Copy all of the material below line for line, changing nothing, but leave the pictures out of your copy.
'''
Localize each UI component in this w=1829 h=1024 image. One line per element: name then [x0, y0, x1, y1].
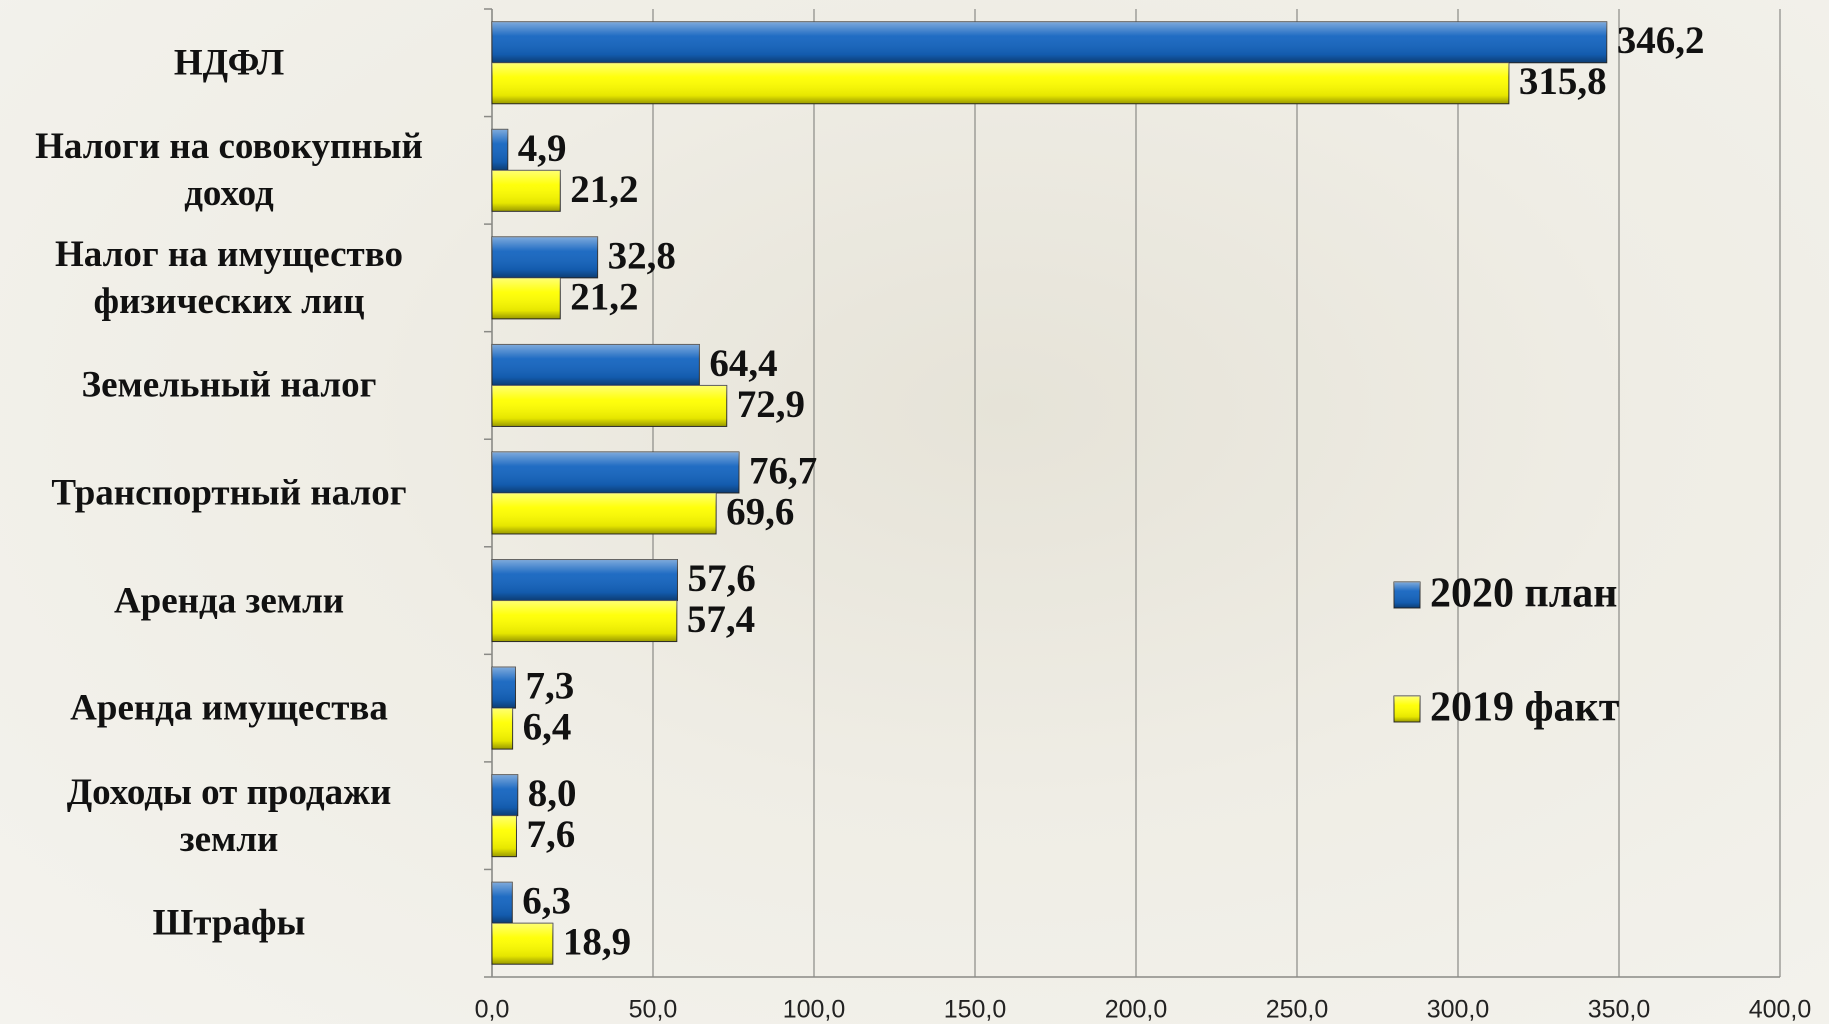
x-tick-label: 350,0 — [1588, 996, 1651, 1024]
value-label: 346,2 — [1617, 19, 1705, 62]
category-label: Налог на имущество физических лиц — [55, 233, 403, 322]
category-label: Налоги на совокупный доход — [35, 126, 423, 215]
bar-group — [491, 128, 509, 171]
x-tick-label: 150,0 — [944, 996, 1007, 1024]
bar-shine — [492, 559, 678, 601]
value-label: 69,6 — [726, 490, 794, 533]
bar-group — [491, 559, 678, 602]
x-tick-label: 0,0 — [475, 996, 510, 1024]
category-label: Транспортный налог — [51, 472, 407, 514]
legend-label: 2020 план — [1430, 571, 1617, 617]
bar-shine — [492, 882, 513, 924]
bar-group — [491, 707, 514, 750]
category-label: Земельный налог — [81, 364, 377, 406]
bar-group — [491, 881, 513, 924]
value-label: 32,8 — [608, 234, 676, 277]
value-label: 4,9 — [518, 127, 567, 170]
x-tick-label: 50,0 — [629, 996, 678, 1024]
value-label: 76,7 — [749, 449, 817, 492]
value-label: 21,2 — [570, 275, 638, 318]
bar-group — [491, 815, 517, 858]
value-label: 8,0 — [528, 772, 577, 815]
bar-group — [491, 600, 678, 643]
bar-group — [491, 451, 740, 494]
bar-group — [491, 62, 1510, 105]
value-label: 21,2 — [570, 168, 638, 211]
value-label: 57,4 — [687, 598, 755, 641]
legend-label: 2019 факт — [1430, 685, 1620, 731]
bar-shine — [492, 170, 561, 212]
bar-group — [491, 343, 700, 386]
bar-shine — [492, 815, 517, 857]
bar-shine — [492, 344, 700, 386]
bar-group — [491, 21, 1608, 64]
bar-group — [491, 666, 517, 709]
bar-group — [491, 277, 561, 320]
category-label: Аренда земли — [113, 580, 345, 622]
value-label: 72,9 — [737, 383, 805, 426]
x-tick-label: 400,0 — [1749, 996, 1812, 1024]
bar-group — [491, 236, 599, 279]
value-label: 6,3 — [522, 880, 571, 923]
value-label: 57,6 — [687, 557, 755, 600]
legend-swatch-shine — [1394, 582, 1420, 608]
bar-shine — [492, 600, 677, 642]
category-label: НДФЛ — [173, 42, 285, 84]
bar-shine — [492, 21, 1607, 63]
value-label: 6,4 — [523, 706, 572, 749]
bar-shine — [492, 236, 598, 278]
bar-shine — [492, 774, 518, 816]
bar-shine — [492, 923, 553, 965]
bar-group — [491, 492, 717, 535]
value-label: 7,3 — [526, 665, 575, 708]
value-label: 7,6 — [526, 813, 575, 856]
value-label: 18,9 — [563, 921, 631, 964]
x-tick-label: 300,0 — [1427, 996, 1490, 1024]
bar-group — [491, 774, 519, 817]
bar-group — [491, 922, 554, 965]
bar-shine — [492, 129, 508, 171]
x-tick-label: 250,0 — [1266, 996, 1329, 1024]
bar-shine — [492, 385, 727, 427]
category-label: Аренда имущества — [70, 687, 388, 729]
category-label: Штрафы — [152, 902, 306, 944]
bar-shine — [492, 62, 1509, 104]
bar-shine — [492, 452, 739, 493]
bar-shine — [492, 667, 516, 709]
category-label: Доходы от продажи земли — [66, 771, 392, 860]
value-label: 64,4 — [709, 342, 777, 385]
value-label: 315,8 — [1519, 60, 1607, 103]
bar-group — [491, 384, 728, 427]
bar-shine — [492, 708, 513, 750]
bar-shine — [492, 277, 561, 319]
legend-swatch-shine — [1394, 696, 1420, 722]
bar-shine — [492, 493, 717, 534]
bar-group — [491, 169, 561, 212]
x-tick-label: 100,0 — [783, 996, 846, 1024]
x-tick-label: 200,0 — [1105, 996, 1168, 1024]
'''
TASK ANSWER —
Localize each UI component in this w=1829 h=1024 image. One line per element: name then [x0, y0, x1, y1].
x-tick-label: 350,0 — [1588, 996, 1651, 1024]
value-label: 346,2 — [1617, 19, 1705, 62]
category-label: Налог на имущество физических лиц — [55, 233, 403, 322]
category-label: Налоги на совокупный доход — [35, 126, 423, 215]
bar-group — [491, 128, 509, 171]
x-tick-label: 150,0 — [944, 996, 1007, 1024]
bar-shine — [492, 559, 678, 601]
value-label: 69,6 — [726, 490, 794, 533]
bar-group — [491, 559, 678, 602]
x-tick-label: 0,0 — [475, 996, 510, 1024]
category-label: Транспортный налог — [51, 472, 407, 514]
legend-label: 2020 план — [1430, 571, 1617, 617]
bar-shine — [492, 882, 513, 924]
bar-group — [491, 707, 514, 750]
category-label: Земельный налог — [81, 364, 377, 406]
bar-group — [491, 881, 513, 924]
value-label: 32,8 — [608, 234, 676, 277]
value-label: 4,9 — [518, 127, 567, 170]
x-tick-label: 50,0 — [629, 996, 678, 1024]
value-label: 76,7 — [749, 449, 817, 492]
value-label: 21,2 — [570, 275, 638, 318]
bar-group — [491, 815, 517, 858]
value-label: 8,0 — [528, 772, 577, 815]
bar-group — [491, 600, 678, 643]
bar-group — [491, 451, 740, 494]
bar-group — [491, 62, 1510, 105]
value-label: 21,2 — [570, 168, 638, 211]
value-label: 57,4 — [687, 598, 755, 641]
legend-label: 2019 факт — [1430, 685, 1620, 731]
bar-shine — [492, 170, 561, 212]
bar-group — [491, 343, 700, 386]
bar-shine — [492, 815, 517, 857]
bar-shine — [492, 344, 700, 386]
bar-group — [491, 21, 1608, 64]
bar-group — [491, 666, 517, 709]
bar-group — [491, 277, 561, 320]
category-label: Аренда земли — [113, 580, 345, 622]
value-label: 72,9 — [737, 383, 805, 426]
x-tick-label: 400,0 — [1749, 996, 1812, 1024]
bar-group — [491, 236, 599, 279]
value-label: 6,3 — [522, 880, 571, 923]
value-label: 57,6 — [687, 557, 755, 600]
legend-swatch-shine — [1394, 582, 1420, 608]
bar-shine — [492, 600, 677, 642]
category-label: НДФЛ — [173, 42, 285, 84]
bar-shine — [492, 21, 1607, 63]
value-label: 6,4 — [523, 706, 572, 749]
bar-shine — [492, 236, 598, 278]
bar-shine — [492, 774, 518, 816]
bar-shine — [492, 923, 553, 965]
bar-group — [491, 492, 717, 535]
value-label: 7,3 — [526, 665, 575, 708]
value-label: 7,6 — [526, 813, 575, 856]
value-label: 18,9 — [563, 921, 631, 964]
x-tick-label: 300,0 — [1427, 996, 1490, 1024]
bar-group — [491, 774, 519, 817]
bar-group — [491, 922, 554, 965]
bar-shine — [492, 129, 508, 171]
x-tick-label: 250,0 — [1266, 996, 1329, 1024]
bar-shine — [492, 385, 727, 427]
category-label: Аренда имущества — [70, 687, 388, 729]
category-label: Штрафы — [152, 902, 306, 944]
bar-shine — [492, 62, 1509, 104]
bar-shine — [492, 452, 739, 493]
bar-shine — [492, 667, 516, 709]
category-label: Доходы от продажи земли — [66, 771, 392, 860]
value-label: 64,4 — [709, 342, 777, 385]
value-label: 315,8 — [1519, 60, 1607, 103]
bar-group — [491, 384, 728, 427]
bar-shine — [492, 708, 513, 750]
bar-shine — [492, 277, 561, 319]
legend-swatch-shine — [1394, 696, 1420, 722]
bar-shine — [492, 493, 717, 534]
bar-group — [491, 169, 561, 212]
x-tick-label: 100,0 — [783, 996, 846, 1024]
x-tick-label: 200,0 — [1105, 996, 1168, 1024]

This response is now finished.